Stated problem
Collect each line holding the string "pars".

Material supplied
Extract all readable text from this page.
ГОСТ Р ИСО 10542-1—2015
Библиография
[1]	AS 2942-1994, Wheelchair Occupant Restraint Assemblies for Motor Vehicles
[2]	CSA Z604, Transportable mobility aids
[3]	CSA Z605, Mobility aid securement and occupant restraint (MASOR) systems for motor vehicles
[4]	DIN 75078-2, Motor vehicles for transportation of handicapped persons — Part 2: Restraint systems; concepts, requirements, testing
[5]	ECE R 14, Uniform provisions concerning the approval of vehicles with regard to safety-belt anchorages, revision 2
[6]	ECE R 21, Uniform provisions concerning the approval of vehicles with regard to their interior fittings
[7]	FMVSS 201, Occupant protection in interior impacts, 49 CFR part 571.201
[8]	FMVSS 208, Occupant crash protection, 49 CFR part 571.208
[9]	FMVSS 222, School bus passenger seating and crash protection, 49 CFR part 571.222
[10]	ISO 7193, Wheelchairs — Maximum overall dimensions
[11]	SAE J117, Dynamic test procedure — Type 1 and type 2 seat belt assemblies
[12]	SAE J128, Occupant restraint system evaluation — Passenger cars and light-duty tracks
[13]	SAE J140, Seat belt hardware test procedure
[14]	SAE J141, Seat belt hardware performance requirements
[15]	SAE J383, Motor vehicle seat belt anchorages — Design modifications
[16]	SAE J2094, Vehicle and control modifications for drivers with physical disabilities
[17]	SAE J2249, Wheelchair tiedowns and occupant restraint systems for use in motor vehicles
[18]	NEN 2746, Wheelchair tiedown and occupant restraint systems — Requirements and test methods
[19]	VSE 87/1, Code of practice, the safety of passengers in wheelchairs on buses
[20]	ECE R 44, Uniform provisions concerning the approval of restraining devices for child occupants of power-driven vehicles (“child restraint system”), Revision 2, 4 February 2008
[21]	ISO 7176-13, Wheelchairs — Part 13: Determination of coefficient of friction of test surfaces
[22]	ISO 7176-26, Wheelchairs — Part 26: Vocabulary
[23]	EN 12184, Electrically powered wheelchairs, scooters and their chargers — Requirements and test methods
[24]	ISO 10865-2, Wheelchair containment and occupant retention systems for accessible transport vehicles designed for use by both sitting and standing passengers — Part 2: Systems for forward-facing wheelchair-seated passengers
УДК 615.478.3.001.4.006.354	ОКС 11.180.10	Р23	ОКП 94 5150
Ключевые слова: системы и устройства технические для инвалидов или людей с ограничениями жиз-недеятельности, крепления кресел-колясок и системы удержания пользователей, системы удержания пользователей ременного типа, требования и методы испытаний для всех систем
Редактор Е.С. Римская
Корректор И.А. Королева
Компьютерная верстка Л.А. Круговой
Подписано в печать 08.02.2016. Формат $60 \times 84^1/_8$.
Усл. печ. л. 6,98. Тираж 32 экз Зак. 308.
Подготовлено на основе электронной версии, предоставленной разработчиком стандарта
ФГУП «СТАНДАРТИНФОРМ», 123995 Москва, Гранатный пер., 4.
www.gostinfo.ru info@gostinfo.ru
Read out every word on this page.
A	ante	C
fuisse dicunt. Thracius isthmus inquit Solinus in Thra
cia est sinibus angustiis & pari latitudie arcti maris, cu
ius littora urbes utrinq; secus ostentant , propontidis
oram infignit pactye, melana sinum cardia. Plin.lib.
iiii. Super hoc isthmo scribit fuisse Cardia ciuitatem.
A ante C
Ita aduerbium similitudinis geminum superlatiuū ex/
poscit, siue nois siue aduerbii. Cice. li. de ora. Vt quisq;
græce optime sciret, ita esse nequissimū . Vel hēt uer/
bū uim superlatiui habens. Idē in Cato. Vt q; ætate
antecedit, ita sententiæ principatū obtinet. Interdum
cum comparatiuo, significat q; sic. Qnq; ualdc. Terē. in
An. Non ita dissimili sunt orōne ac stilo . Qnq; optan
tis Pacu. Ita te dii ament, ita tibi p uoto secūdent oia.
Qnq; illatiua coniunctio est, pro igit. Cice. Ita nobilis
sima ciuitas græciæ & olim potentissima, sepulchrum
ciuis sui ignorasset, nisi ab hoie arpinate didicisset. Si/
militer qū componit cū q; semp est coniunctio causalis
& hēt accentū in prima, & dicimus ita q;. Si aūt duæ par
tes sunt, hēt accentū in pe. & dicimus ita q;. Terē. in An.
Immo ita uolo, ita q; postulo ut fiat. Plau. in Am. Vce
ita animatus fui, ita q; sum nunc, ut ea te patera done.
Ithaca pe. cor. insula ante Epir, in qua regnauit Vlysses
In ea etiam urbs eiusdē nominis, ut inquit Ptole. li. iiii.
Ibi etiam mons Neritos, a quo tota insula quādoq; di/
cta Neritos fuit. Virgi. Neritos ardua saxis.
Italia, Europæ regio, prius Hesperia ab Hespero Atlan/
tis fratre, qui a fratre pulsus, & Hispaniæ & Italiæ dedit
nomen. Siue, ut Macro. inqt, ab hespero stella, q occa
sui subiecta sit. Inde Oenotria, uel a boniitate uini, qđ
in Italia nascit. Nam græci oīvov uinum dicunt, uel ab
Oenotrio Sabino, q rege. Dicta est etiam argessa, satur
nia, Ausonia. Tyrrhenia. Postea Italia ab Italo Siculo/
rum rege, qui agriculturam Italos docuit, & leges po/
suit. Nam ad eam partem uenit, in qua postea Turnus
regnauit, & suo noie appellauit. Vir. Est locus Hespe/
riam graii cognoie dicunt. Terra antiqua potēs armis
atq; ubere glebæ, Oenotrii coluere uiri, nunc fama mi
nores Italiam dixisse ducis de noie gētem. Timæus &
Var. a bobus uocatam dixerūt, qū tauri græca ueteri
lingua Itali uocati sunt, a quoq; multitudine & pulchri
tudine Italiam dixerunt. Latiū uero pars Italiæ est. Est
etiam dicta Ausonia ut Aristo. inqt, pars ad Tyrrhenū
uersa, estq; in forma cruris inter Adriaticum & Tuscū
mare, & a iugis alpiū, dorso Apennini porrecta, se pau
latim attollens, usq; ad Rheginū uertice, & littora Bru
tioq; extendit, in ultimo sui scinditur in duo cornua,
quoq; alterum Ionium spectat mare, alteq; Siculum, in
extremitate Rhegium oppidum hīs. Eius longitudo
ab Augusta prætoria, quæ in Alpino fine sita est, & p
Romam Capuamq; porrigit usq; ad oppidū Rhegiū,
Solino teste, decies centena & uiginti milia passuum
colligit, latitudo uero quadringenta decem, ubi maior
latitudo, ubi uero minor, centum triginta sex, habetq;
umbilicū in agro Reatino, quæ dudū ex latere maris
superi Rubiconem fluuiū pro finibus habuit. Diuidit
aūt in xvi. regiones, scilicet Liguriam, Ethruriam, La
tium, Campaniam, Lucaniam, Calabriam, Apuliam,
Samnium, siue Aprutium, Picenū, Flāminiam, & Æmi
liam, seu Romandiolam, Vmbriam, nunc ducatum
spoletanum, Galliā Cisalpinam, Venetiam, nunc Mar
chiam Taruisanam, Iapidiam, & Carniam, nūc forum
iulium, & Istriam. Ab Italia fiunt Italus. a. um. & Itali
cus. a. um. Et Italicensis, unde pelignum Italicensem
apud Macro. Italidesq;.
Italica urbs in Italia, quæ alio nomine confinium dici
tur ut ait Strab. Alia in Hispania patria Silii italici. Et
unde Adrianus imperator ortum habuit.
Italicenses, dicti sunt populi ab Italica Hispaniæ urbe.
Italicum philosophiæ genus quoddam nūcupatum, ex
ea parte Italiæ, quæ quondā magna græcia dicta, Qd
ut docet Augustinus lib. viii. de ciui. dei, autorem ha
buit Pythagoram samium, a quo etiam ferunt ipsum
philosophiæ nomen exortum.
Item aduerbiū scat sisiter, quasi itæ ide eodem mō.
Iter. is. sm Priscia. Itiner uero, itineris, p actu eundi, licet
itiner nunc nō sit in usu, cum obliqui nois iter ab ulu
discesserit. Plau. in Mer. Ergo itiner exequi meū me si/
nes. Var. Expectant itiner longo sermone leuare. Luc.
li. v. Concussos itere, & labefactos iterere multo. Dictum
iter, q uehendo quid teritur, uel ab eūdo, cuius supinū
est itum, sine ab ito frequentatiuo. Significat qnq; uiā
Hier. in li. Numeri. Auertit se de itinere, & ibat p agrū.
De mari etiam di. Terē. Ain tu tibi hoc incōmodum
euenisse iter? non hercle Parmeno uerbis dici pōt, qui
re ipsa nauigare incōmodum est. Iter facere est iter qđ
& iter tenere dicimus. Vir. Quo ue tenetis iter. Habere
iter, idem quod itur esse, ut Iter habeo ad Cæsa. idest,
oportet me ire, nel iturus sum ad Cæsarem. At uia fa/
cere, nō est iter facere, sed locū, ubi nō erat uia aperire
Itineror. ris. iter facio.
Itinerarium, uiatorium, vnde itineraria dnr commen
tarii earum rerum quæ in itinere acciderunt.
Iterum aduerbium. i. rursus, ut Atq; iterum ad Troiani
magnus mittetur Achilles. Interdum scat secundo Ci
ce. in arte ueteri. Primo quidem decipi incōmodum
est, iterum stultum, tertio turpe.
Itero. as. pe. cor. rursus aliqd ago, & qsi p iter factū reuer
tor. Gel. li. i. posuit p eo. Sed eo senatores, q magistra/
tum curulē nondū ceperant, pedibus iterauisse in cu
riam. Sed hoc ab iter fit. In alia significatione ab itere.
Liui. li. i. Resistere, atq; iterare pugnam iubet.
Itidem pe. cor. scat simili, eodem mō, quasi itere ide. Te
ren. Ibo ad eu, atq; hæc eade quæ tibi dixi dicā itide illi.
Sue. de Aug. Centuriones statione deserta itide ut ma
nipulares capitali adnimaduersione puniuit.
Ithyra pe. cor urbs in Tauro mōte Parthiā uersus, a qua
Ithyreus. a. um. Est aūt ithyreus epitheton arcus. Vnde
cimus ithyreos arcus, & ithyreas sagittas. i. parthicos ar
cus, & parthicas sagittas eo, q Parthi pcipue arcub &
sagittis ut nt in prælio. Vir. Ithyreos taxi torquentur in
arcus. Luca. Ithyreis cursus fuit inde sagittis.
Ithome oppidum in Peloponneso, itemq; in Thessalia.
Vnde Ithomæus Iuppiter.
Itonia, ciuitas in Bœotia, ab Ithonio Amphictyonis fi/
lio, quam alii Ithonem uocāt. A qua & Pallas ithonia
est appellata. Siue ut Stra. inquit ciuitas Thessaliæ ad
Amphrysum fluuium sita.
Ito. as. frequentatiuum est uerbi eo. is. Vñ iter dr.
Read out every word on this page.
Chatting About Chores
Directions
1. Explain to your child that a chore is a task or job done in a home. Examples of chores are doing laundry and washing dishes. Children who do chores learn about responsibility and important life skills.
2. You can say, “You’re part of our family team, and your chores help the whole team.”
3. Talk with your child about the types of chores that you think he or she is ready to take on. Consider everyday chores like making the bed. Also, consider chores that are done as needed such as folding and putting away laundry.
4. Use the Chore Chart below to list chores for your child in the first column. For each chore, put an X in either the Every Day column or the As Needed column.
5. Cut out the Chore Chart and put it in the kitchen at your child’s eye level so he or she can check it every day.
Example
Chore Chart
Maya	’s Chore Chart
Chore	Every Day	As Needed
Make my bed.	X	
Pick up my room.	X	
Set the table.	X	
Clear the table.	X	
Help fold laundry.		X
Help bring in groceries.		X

Complete output
tudine Italiam dixerunt. Latiū uero pars Italiæ est. Est
etiam dicta Ausonia ut Aristo. inqt, pars ad Tyrrhenū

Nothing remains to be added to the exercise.